Short problem:
Determine how many lines in the entries below include "name". The reply should be that number and nothing else.

Material provided:

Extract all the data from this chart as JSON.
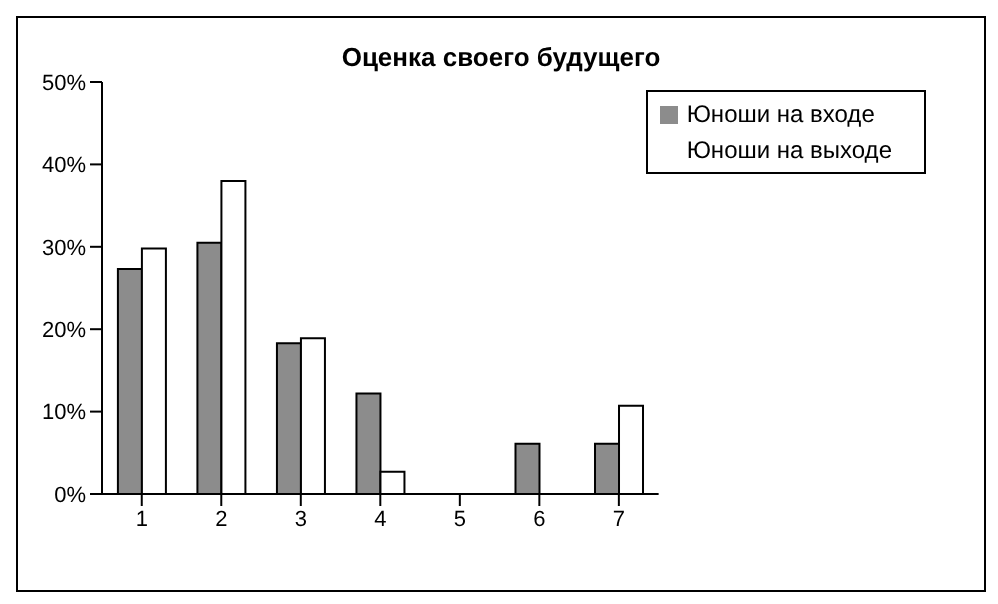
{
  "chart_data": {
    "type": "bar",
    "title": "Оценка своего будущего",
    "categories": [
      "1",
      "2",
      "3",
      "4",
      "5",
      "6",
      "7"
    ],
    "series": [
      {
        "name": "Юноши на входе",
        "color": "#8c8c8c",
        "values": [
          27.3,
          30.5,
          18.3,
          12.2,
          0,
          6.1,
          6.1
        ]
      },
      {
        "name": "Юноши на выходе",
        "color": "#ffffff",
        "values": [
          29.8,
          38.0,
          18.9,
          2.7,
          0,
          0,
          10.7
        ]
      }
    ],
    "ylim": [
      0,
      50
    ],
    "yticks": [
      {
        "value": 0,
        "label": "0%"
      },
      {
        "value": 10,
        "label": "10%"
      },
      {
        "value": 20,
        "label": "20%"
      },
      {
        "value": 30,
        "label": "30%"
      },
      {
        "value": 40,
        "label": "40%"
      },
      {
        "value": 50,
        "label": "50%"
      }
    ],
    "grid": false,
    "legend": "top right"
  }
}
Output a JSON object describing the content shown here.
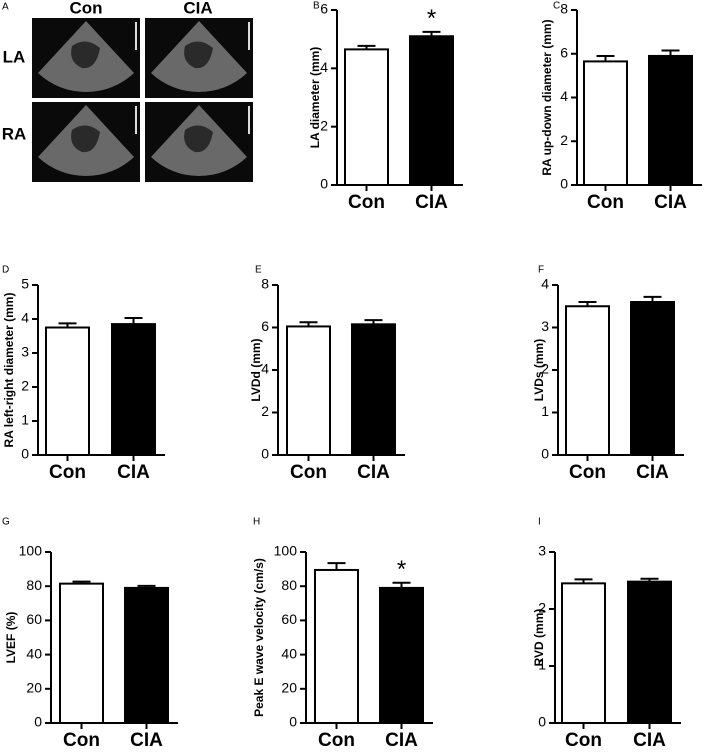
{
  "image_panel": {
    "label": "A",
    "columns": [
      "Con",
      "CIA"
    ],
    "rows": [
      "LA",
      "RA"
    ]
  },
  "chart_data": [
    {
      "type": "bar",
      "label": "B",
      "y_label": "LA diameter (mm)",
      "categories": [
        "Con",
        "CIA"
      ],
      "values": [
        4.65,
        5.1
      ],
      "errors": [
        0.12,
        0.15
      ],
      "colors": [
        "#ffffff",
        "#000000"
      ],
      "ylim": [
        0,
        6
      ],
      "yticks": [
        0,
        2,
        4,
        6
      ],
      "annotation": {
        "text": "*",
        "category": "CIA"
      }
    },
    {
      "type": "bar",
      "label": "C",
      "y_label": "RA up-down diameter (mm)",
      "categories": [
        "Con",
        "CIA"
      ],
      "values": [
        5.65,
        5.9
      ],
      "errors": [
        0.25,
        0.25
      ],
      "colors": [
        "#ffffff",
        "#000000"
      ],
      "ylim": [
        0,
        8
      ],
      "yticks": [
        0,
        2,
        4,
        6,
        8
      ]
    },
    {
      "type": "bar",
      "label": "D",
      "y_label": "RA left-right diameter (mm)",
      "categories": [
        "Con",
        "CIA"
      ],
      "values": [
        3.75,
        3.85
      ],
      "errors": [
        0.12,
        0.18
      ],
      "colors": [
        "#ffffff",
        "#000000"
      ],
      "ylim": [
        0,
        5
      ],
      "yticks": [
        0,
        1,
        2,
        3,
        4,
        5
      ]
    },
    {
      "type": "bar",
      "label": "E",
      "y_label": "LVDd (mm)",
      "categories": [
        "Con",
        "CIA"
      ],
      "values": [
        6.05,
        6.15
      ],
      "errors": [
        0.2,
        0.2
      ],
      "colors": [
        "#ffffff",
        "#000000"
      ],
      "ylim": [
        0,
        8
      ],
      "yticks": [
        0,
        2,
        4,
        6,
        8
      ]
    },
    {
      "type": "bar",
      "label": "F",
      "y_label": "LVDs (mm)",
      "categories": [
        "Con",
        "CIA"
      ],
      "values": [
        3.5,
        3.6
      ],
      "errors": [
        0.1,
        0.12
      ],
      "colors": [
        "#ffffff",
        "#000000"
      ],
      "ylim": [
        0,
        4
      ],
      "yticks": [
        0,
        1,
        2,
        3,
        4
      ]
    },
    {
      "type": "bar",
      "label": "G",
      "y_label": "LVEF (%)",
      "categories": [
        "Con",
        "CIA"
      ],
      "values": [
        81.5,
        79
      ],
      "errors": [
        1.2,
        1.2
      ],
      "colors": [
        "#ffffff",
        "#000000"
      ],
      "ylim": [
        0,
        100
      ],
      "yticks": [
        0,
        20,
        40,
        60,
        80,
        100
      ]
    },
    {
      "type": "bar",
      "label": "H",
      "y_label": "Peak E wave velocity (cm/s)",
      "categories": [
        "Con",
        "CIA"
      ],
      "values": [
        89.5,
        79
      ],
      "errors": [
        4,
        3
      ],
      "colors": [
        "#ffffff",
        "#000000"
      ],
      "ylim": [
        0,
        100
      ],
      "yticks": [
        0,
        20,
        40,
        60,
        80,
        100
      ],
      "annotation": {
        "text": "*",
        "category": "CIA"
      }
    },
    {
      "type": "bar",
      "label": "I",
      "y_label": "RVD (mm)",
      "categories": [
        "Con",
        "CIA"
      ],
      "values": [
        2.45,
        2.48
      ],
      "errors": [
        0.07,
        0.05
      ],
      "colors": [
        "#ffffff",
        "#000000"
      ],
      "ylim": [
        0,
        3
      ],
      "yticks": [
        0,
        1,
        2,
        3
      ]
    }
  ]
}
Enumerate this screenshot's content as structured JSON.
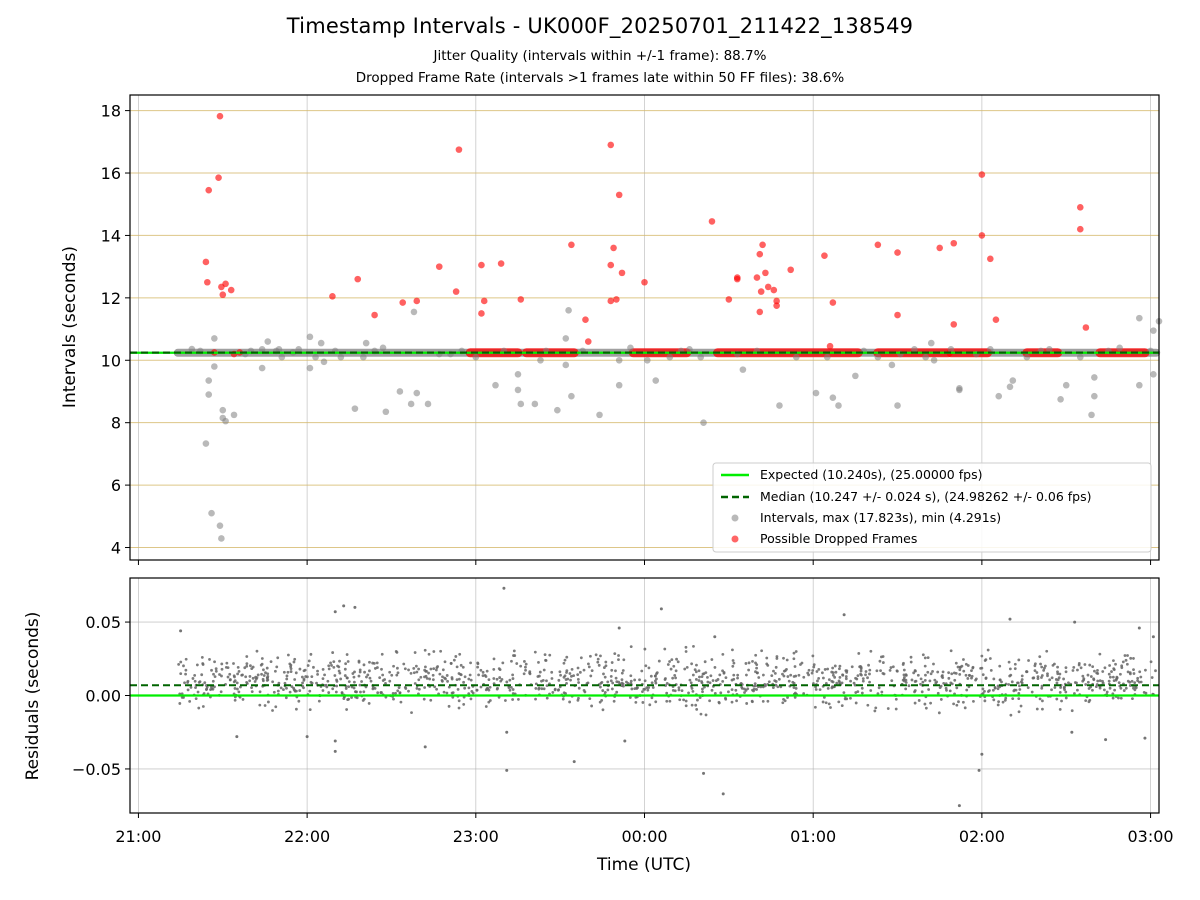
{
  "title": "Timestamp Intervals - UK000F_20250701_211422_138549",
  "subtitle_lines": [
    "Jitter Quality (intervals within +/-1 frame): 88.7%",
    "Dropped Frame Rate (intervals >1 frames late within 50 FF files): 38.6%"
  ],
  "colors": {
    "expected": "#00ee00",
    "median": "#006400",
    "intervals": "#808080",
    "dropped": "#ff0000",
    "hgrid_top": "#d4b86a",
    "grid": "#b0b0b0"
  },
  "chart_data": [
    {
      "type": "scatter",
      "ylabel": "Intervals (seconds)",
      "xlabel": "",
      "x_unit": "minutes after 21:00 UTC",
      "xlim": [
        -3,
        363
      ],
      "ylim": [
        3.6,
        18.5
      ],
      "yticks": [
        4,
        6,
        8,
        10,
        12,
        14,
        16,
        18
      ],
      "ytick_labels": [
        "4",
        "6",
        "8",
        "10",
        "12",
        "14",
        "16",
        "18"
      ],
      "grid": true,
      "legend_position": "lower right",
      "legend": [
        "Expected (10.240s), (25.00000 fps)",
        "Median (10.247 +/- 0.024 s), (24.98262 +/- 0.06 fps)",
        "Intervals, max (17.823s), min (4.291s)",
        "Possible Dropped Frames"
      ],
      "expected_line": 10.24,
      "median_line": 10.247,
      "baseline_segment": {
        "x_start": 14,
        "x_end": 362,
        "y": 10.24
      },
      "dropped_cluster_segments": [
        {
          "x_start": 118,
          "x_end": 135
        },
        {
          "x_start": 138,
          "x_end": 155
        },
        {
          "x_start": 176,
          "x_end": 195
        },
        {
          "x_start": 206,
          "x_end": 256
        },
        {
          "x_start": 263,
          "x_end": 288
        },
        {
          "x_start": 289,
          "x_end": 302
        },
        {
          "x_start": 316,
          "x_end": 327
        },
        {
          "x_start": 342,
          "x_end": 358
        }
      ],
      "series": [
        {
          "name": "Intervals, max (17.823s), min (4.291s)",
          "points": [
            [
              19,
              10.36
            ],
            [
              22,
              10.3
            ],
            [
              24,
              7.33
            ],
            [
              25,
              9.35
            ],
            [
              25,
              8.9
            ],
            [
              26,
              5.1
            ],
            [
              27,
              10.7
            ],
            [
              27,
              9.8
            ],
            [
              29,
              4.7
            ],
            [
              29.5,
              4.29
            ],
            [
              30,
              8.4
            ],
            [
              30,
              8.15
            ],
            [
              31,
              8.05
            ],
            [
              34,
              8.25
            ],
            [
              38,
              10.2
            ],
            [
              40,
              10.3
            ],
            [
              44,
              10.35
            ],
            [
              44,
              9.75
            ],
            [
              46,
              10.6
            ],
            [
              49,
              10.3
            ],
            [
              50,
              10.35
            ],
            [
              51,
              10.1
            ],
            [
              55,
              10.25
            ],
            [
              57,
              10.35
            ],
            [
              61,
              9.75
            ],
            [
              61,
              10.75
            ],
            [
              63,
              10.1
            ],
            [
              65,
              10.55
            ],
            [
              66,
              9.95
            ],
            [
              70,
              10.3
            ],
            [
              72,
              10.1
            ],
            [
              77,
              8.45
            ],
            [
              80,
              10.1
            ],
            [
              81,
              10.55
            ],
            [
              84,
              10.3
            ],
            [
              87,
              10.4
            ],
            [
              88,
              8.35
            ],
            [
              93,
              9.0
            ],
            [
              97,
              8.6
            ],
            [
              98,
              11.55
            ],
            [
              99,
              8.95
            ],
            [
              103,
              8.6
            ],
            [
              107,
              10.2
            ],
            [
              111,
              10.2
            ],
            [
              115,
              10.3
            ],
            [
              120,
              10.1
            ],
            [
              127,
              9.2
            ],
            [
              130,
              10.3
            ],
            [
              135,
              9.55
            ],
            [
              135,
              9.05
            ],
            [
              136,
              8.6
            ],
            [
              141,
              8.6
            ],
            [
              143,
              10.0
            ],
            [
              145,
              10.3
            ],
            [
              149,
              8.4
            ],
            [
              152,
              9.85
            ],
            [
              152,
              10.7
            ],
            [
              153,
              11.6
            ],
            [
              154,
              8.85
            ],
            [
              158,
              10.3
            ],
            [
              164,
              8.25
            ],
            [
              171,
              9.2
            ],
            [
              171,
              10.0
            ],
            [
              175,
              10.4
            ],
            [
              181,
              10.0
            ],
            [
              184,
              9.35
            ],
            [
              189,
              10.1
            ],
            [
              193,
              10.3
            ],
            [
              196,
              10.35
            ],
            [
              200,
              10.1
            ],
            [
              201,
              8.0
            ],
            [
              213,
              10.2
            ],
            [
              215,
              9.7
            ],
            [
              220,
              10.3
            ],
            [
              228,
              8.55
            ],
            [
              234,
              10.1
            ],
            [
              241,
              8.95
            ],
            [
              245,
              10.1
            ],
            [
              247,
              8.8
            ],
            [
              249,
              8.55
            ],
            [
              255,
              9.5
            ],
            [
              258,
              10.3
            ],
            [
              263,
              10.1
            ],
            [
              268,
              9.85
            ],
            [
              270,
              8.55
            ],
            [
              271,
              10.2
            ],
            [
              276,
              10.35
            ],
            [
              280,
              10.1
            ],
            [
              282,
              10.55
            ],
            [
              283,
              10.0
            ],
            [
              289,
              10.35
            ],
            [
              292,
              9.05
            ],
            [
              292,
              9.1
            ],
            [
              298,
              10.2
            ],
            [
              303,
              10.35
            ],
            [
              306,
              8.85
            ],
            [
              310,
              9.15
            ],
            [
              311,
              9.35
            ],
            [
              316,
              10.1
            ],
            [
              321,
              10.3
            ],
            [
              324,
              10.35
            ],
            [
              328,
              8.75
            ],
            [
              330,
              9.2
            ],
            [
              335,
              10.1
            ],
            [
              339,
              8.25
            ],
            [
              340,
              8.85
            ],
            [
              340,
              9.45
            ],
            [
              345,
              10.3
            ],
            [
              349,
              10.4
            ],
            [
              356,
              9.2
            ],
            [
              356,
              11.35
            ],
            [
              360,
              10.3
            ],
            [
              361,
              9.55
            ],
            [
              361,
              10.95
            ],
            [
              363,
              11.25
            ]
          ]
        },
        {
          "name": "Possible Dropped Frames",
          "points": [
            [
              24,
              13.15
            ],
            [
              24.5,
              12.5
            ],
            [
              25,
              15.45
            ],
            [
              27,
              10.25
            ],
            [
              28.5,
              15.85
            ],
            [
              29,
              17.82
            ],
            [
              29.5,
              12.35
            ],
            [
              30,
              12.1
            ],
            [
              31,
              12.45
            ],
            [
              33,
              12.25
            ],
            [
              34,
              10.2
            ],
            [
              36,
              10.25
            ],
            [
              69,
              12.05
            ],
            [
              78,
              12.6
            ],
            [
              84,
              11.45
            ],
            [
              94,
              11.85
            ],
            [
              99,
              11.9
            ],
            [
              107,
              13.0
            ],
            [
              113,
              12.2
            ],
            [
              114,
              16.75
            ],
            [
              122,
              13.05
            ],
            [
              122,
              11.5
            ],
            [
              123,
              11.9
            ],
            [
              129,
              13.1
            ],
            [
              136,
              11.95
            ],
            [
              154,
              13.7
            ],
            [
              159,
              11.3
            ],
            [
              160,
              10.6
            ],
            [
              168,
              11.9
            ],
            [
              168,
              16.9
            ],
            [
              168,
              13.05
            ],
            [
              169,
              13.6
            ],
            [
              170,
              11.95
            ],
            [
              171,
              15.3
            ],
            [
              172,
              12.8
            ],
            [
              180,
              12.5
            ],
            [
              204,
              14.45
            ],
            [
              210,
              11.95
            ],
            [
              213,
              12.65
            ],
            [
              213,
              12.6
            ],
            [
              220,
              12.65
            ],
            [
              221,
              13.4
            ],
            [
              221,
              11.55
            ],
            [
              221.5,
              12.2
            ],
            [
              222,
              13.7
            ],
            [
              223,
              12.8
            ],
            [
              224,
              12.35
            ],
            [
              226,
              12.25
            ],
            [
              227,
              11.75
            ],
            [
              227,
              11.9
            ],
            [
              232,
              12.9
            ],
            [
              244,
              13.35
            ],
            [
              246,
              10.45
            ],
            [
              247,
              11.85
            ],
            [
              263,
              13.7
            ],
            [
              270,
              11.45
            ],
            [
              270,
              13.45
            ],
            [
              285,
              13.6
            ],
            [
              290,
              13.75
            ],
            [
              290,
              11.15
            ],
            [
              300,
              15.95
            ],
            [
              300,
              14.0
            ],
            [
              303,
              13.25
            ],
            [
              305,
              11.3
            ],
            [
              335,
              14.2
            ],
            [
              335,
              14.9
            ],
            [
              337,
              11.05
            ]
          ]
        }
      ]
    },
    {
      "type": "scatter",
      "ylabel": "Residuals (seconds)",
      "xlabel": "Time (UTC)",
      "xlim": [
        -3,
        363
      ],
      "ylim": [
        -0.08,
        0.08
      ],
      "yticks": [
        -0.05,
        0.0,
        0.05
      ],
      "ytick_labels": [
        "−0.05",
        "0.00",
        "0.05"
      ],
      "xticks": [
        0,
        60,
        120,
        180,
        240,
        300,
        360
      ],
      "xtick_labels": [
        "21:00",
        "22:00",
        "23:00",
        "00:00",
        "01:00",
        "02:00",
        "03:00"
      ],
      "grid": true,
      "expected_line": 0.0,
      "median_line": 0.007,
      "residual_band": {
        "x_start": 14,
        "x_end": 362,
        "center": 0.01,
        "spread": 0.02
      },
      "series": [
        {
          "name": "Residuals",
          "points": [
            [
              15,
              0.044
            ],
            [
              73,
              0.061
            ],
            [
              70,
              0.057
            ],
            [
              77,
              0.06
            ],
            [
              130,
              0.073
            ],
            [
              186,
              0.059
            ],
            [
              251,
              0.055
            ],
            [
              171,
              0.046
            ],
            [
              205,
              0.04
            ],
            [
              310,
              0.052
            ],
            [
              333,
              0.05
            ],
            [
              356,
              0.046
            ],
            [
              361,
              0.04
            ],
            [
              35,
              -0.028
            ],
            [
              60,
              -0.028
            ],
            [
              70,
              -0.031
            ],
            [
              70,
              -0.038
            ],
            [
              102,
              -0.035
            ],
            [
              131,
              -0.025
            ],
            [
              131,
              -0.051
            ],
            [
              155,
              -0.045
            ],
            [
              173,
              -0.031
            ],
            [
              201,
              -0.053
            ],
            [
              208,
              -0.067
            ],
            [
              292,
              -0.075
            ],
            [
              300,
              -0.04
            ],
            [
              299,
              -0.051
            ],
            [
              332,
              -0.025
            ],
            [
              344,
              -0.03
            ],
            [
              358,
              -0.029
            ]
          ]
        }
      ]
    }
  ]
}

Answer to the exercise:
5